• **Soal untuk Diselesaikan**
a: Kutip bagian teks tentang anggaran daerah dari "Fungsi pengawasan mengandung" sampai "keadilan dan kepatutan.".
b: Terjemahkan kalimat berikut dari teks tentang anggaran daerah ke dalam bahasa Inggris: "Fungsi distribusi mengandung arti bahwa kebijakan anggaran daerah harus memperhatikan rasa keadilan dan kepatutan."

• **Dokumen Sumber**
⟨
Fungsi pengawasan mengandung arti bahwa anggaran
daerah menjadi pedoman untuk menilai apakah kegiatan penyelenggaraan pemerintahan
daerah sesuai dengan ketentuan yang telah ditetapkan.
Fungsi alokasi mengandung arti bahwa anggaran
daerah harus diarahkan untuk menciptakan lapangan kerja /mengurangi
pengangguran dan pemborosan sumber daya, serta meningkatkan efisiensi dan efektivitas
perekonomian
Fungsi distribusi mengandung arti bahwa kebijakan
anggaran daerah harus memperhatikan rasa keadilan dan kepatutan.
Fungsi stabilisasi mengandung arti bahwa anggaran
pemerintah daerah menjadi alat untuk memelihara dan mengupayakan keseimbangan
fundamental perekonomian daerah.
Ayat (4)
Cukup jelas
Pasal 18
Ayat
(1)
Penilaian penerimaan dan
pengeluaran dalam bentuk barang dan/atau jasa yang dianggarkan dalam APBK
berdasarkan nilai perolehan atau nilai wajar.
Ayat
(2)
Cukup jelas
Ayat (3)
⟩
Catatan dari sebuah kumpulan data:
⟨
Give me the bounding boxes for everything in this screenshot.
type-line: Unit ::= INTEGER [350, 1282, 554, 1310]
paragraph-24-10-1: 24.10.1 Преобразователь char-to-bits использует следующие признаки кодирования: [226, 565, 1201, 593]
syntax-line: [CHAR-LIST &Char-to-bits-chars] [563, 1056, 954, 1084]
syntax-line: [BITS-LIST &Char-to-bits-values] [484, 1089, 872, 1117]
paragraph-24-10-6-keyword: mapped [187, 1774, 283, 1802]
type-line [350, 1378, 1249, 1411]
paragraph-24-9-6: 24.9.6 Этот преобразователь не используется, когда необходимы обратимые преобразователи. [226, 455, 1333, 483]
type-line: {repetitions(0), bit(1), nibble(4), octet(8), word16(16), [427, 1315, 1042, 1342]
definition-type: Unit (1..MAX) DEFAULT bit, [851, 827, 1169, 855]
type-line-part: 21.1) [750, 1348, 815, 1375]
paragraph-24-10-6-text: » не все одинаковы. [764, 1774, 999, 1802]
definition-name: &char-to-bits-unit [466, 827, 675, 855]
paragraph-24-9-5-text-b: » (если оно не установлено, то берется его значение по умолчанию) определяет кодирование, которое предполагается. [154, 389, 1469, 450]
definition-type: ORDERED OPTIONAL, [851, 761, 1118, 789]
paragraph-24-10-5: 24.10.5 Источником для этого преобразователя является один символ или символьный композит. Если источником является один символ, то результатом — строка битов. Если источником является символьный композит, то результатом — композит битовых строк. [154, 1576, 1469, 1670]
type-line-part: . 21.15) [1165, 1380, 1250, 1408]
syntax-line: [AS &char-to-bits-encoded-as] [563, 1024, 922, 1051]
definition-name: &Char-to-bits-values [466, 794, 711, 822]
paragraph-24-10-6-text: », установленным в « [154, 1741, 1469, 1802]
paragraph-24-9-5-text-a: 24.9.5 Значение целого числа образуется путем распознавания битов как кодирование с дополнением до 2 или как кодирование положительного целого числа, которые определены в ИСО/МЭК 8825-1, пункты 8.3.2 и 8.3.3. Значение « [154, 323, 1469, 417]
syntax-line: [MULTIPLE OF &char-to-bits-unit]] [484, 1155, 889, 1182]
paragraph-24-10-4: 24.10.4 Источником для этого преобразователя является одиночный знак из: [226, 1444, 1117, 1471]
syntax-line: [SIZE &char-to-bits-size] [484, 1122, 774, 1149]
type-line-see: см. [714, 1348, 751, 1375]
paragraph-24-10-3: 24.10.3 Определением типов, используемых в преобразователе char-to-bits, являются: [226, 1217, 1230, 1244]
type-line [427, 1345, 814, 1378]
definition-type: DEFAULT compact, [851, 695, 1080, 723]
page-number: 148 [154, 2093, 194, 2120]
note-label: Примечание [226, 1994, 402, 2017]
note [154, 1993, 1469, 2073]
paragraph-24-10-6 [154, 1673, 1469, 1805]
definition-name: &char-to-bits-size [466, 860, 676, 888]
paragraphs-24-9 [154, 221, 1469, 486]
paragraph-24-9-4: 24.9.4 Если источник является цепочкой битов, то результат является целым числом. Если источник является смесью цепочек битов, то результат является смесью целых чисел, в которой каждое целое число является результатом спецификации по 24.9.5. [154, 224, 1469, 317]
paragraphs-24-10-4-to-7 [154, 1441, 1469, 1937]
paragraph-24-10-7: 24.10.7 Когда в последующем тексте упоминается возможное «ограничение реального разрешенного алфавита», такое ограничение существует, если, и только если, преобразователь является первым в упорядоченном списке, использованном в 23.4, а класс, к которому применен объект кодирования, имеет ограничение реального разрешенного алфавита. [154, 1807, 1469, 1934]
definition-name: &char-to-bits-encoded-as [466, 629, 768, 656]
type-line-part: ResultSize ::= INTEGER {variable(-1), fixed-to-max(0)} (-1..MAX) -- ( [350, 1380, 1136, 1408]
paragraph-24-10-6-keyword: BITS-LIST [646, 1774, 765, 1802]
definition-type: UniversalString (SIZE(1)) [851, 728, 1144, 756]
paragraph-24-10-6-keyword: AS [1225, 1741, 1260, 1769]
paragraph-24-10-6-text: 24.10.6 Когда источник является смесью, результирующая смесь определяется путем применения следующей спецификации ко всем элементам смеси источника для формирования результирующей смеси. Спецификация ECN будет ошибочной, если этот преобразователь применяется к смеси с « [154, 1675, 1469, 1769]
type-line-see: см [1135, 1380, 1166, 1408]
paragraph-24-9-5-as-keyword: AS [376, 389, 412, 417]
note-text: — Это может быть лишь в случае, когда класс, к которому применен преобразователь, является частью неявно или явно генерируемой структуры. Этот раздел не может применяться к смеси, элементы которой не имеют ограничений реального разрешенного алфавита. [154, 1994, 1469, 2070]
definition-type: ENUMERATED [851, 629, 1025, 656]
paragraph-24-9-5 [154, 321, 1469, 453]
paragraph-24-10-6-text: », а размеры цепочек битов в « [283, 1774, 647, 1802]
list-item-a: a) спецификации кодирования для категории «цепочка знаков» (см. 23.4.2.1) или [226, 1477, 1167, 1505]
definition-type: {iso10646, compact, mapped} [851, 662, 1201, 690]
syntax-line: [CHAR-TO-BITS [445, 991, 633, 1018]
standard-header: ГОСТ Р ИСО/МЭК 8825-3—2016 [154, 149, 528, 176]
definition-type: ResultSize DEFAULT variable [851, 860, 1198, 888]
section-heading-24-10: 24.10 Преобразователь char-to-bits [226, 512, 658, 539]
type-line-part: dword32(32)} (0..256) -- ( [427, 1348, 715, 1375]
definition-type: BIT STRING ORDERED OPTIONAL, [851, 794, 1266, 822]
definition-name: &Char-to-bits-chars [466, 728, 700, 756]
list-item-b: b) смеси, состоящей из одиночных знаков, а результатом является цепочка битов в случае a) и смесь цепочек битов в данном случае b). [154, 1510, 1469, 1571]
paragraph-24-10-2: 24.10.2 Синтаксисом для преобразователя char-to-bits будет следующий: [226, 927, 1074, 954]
⟩
• **Jawaban Tiap Soal**
a:
Fungsi pengawasan mengandung arti bahwa anggaran
daerah menjadi pedoman untuk menilai apakah kegiatan penyelenggaraan pemerintahan
daerah sesuai dengan ketentuan yang telah ditetapkan.
Fungsi alokasi mengandung arti bahwa anggaran
daerah harus diarahkan untuk menciptakan lapangan kerja /mengurangi
pengangguran dan pemborosan sumber daya, serta meningkatkan efisiensi dan efektivitas
perekonomian
Fungsi distribusi mengandung arti bahwa kebijakan
anggaran daerah harus memperhatikan rasa keadilan dan kepatutan.

b: The distribution function means that regional budget policy must take into account a sense of fairness and propriety.